[Stored data]

----

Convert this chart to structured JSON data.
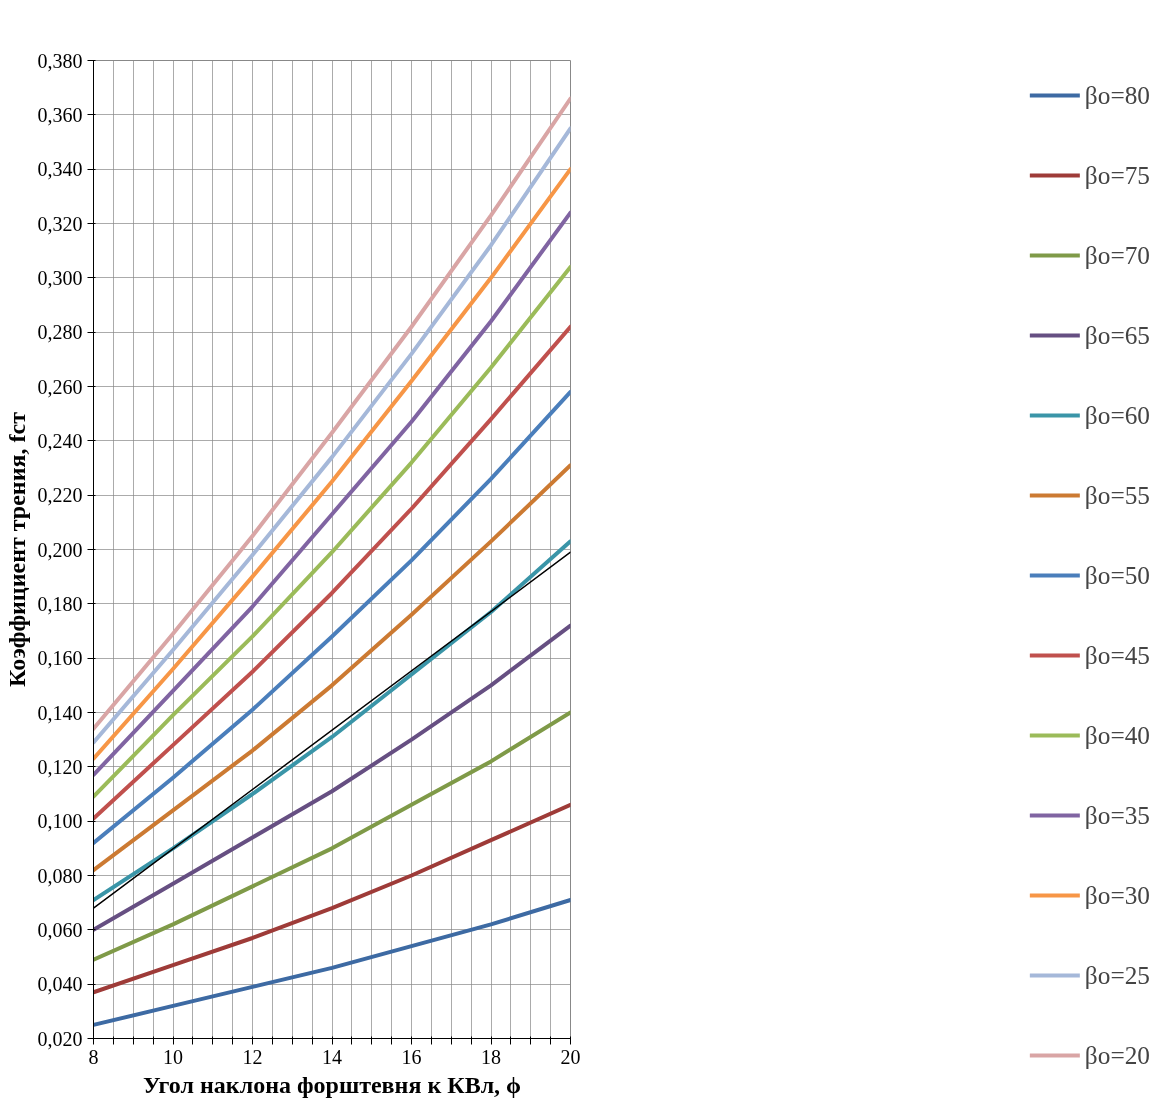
{
  "chart_data": {
    "type": "line",
    "xlabel": "Угол наклона форштевня к КВл, ϕ",
    "ylabel": "Коэффициент трения, fст",
    "x": [
      8,
      10,
      12,
      14,
      16,
      18,
      20
    ],
    "xlim": [
      8,
      20
    ],
    "xticks": [
      8,
      {
        "value": 8.5,
        "label": null
      },
      {
        "value": 9,
        "label": null
      },
      {
        "value": 9.5,
        "label": null
      },
      10,
      {
        "value": 10.5,
        "label": null
      },
      {
        "value": 11,
        "label": null
      },
      {
        "value": 11.5,
        "label": null
      },
      12,
      {
        "value": 12.5,
        "label": null
      },
      {
        "value": 13,
        "label": null
      },
      {
        "value": 13.5,
        "label": null
      },
      14,
      {
        "value": 14.5,
        "label": null
      },
      {
        "value": 15,
        "label": null
      },
      {
        "value": 15.5,
        "label": null
      },
      16,
      {
        "value": 16.5,
        "label": null
      },
      {
        "value": 17,
        "label": null
      },
      {
        "value": 17.5,
        "label": null
      },
      18,
      {
        "value": 18.5,
        "label": null
      },
      {
        "value": 19,
        "label": null
      },
      {
        "value": 19.5,
        "label": null
      },
      20
    ],
    "ylim": [
      0.02,
      0.38
    ],
    "yticks": [
      {
        "value": 0.02,
        "label": "0,020"
      },
      {
        "value": 0.04,
        "label": "0,040"
      },
      {
        "value": 0.06,
        "label": "0,060"
      },
      {
        "value": 0.08,
        "label": "0,080"
      },
      {
        "value": 0.1,
        "label": "0,100"
      },
      {
        "value": 0.12,
        "label": "0,120"
      },
      {
        "value": 0.14,
        "label": "0,140"
      },
      {
        "value": 0.16,
        "label": "0,160"
      },
      {
        "value": 0.18,
        "label": "0,180"
      },
      {
        "value": 0.2,
        "label": "0,200"
      },
      {
        "value": 0.22,
        "label": "0,220"
      },
      {
        "value": 0.24,
        "label": "0,240"
      },
      {
        "value": 0.26,
        "label": "0,260"
      },
      {
        "value": 0.28,
        "label": "0,280"
      },
      {
        "value": 0.3,
        "label": "0,300"
      },
      {
        "value": 0.32,
        "label": "0,320"
      },
      {
        "value": 0.34,
        "label": "0,340"
      },
      {
        "value": 0.36,
        "label": "0,360"
      },
      {
        "value": 0.38,
        "label": "0,380"
      }
    ],
    "grid": true,
    "legend": "right",
    "marker": "none",
    "line_style": "solid",
    "series": [
      {
        "name": "βo=80",
        "color": "#3d6aa3",
        "values": [
          0.025,
          0.032,
          0.039,
          0.046,
          0.054,
          0.062,
          0.071
        ]
      },
      {
        "name": "βo=75",
        "color": "#9e3b38",
        "values": [
          0.037,
          0.047,
          0.057,
          0.068,
          0.08,
          0.093,
          0.106
        ]
      },
      {
        "name": "βo=70",
        "color": "#7f9a48",
        "values": [
          0.049,
          0.062,
          0.076,
          0.09,
          0.106,
          0.122,
          0.14
        ]
      },
      {
        "name": "βo=65",
        "color": "#664f82",
        "values": [
          0.06,
          0.077,
          0.094,
          0.111,
          0.13,
          0.15,
          0.172
        ]
      },
      {
        "name": "βo=60",
        "color": "#3a95a8",
        "values": [
          0.071,
          0.09,
          0.11,
          0.131,
          0.154,
          0.177,
          0.203
        ]
      },
      {
        "name": "βo=55",
        "color": "#cc7a32",
        "values": [
          0.082,
          0.104,
          0.126,
          0.15,
          0.176,
          0.203,
          0.231
        ]
      },
      {
        "name": "βo=50",
        "color": "#4a7ebb",
        "values": [
          0.092,
          0.116,
          0.141,
          0.168,
          0.196,
          0.226,
          0.258
        ]
      },
      {
        "name": "βo=45",
        "color": "#c0504d",
        "values": [
          0.101,
          0.128,
          0.155,
          0.184,
          0.215,
          0.248,
          0.282
        ]
      },
      {
        "name": "βo=40",
        "color": "#9bbb59",
        "values": [
          0.109,
          0.139,
          0.168,
          0.199,
          0.232,
          0.267,
          0.304
        ]
      },
      {
        "name": "βo=35",
        "color": "#8064a2",
        "values": [
          0.117,
          0.148,
          0.179,
          0.213,
          0.247,
          0.284,
          0.324
        ]
      },
      {
        "name": "βo=30",
        "color": "#f79646",
        "values": [
          0.123,
          0.156,
          0.19,
          0.225,
          0.262,
          0.3,
          0.34
        ]
      },
      {
        "name": "βo=25",
        "color": "#a5b8d9",
        "values": [
          0.129,
          0.163,
          0.198,
          0.234,
          0.272,
          0.312,
          0.355
        ]
      },
      {
        "name": "βo=20",
        "color": "#d9a5a5",
        "values": [
          0.134,
          0.169,
          0.205,
          0.243,
          0.282,
          0.323,
          0.366
        ]
      },
      {
        "type": "line",
        "color": "#000000",
        "x": [
          8,
          20
        ],
        "values": [
          0.068,
          0.199
        ]
      }
    ]
  }
}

----

* [Written exercise]: Using the material above, retype each entry exactly and omit the pictures.

* [Exercise response]:
Convert this chart to structured JSON data.
{
  "chart_data": {
    "type": "line",
    "xlabel": "Угол наклона форштевня к КВл, ϕ",
    "ylabel": "Коэффициент трения, fст",
    "x": [
      8,
      10,
      12,
      14,
      16,
      18,
      20
    ],
    "xlim": [
      8,
      20
    ],
    "xticks": [
      8,
      {
        "value": 8.5,
        "label": null
      },
      {
        "value": 9,
        "label": null
      },
      {
        "value": 9.5,
        "label": null
      },
      10,
      {
        "value": 10.5,
        "label": null
      },
      {
        "value": 11,
        "label": null
      },
      {
        "value": 11.5,
        "label": null
      },
      12,
      {
        "value": 12.5,
        "label": null
      },
      {
        "value": 13,
        "label": null
      },
      {
        "value": 13.5,
        "label": null
      },
      14,
      {
        "value": 14.5,
        "label": null
      },
      {
        "value": 15,
        "label": null
      },
      {
        "value": 15.5,
        "label": null
      },
      16,
      {
        "value": 16.5,
        "label": null
      },
      {
        "value": 17,
        "label": null
      },
      {
        "value": 17.5,
        "label": null
      },
      18,
      {
        "value": 18.5,
        "label": null
      },
      {
        "value": 19,
        "label": null
      },
      {
        "value": 19.5,
        "label": null
      },
      20
    ],
    "ylim": [
      0.02,
      0.38
    ],
    "yticks": [
      {
        "value": 0.02,
        "label": "0,020"
      },
      {
        "value": 0.04,
        "label": "0,040"
      },
      {
        "value": 0.06,
        "label": "0,060"
      },
      {
        "value": 0.08,
        "label": "0,080"
      },
      {
        "value": 0.1,
        "label": "0,100"
      },
      {
        "value": 0.12,
        "label": "0,120"
      },
      {
        "value": 0.14,
        "label": "0,140"
      },
      {
        "value": 0.16,
        "label": "0,160"
      },
      {
        "value": 0.18,
        "label": "0,180"
      },
      {
        "value": 0.2,
        "label": "0,200"
      },
      {
        "value": 0.22,
        "label": "0,220"
      },
      {
        "value": 0.24,
        "label": "0,240"
      },
      {
        "value": 0.26,
        "label": "0,260"
      },
      {
        "value": 0.28,
        "label": "0,280"
      },
      {
        "value": 0.3,
        "label": "0,300"
      },
      {
        "value": 0.32,
        "label": "0,320"
      },
      {
        "value": 0.34,
        "label": "0,340"
      },
      {
        "value": 0.36,
        "label": "0,360"
      },
      {
        "value": 0.38,
        "label": "0,380"
      }
    ],
    "grid": true,
    "legend": "right",
    "marker": "none",
    "line_style": "solid",
    "series": [
      {
        "name": "βo=80",
        "color": "#3d6aa3",
        "values": [
          0.025,
          0.032,
          0.039,
          0.046,
          0.054,
          0.062,
          0.071
        ]
      },
      {
        "name": "βo=75",
        "color": "#9e3b38",
        "values": [
          0.037,
          0.047,
          0.057,
          0.068,
          0.08,
          0.093,
          0.106
        ]
      },
      {
        "name": "βo=70",
        "color": "#7f9a48",
        "values": [
          0.049,
          0.062,
          0.076,
          0.09,
          0.106,
          0.122,
          0.14
        ]
      },
      {
        "name": "βo=65",
        "color": "#664f82",
        "values": [
          0.06,
          0.077,
          0.094,
          0.111,
          0.13,
          0.15,
          0.172
        ]
      },
      {
        "name": "βo=60",
        "color": "#3a95a8",
        "values": [
          0.071,
          0.09,
          0.11,
          0.131,
          0.154,
          0.177,
          0.203
        ]
      },
      {
        "name": "βo=55",
        "color": "#cc7a32",
        "values": [
          0.082,
          0.104,
          0.126,
          0.15,
          0.176,
          0.203,
          0.231
        ]
      },
      {
        "name": "βo=50",
        "color": "#4a7ebb",
        "values": [
          0.092,
          0.116,
          0.141,
          0.168,
          0.196,
          0.226,
          0.258
        ]
      },
      {
        "name": "βo=45",
        "color": "#c0504d",
        "values": [
          0.101,
          0.128,
          0.155,
          0.184,
          0.215,
          0.248,
          0.282
        ]
      },
      {
        "name": "βo=40",
        "color": "#9bbb59",
        "values": [
          0.109,
          0.139,
          0.168,
          0.199,
          0.232,
          0.267,
          0.304
        ]
      },
      {
        "name": "βo=35",
        "color": "#8064a2",
        "values": [
          0.117,
          0.148,
          0.179,
          0.213,
          0.247,
          0.284,
          0.324
        ]
      },
      {
        "name": "βo=30",
        "color": "#f79646",
        "values": [
          0.123,
          0.156,
          0.19,
          0.225,
          0.262,
          0.3,
          0.34
        ]
      },
      {
        "name": "βo=25",
        "color": "#a5b8d9",
        "values": [
          0.129,
          0.163,
          0.198,
          0.234,
          0.272,
          0.312,
          0.355
        ]
      },
      {
        "name": "βo=20",
        "color": "#d9a5a5",
        "values": [
          0.134,
          0.169,
          0.205,
          0.243,
          0.282,
          0.323,
          0.366
        ]
      },
      {
        "type": "line",
        "color": "#000000",
        "x": [
          8,
          20
        ],
        "values": [
          0.068,
          0.199
        ]
      }
    ]
  }
}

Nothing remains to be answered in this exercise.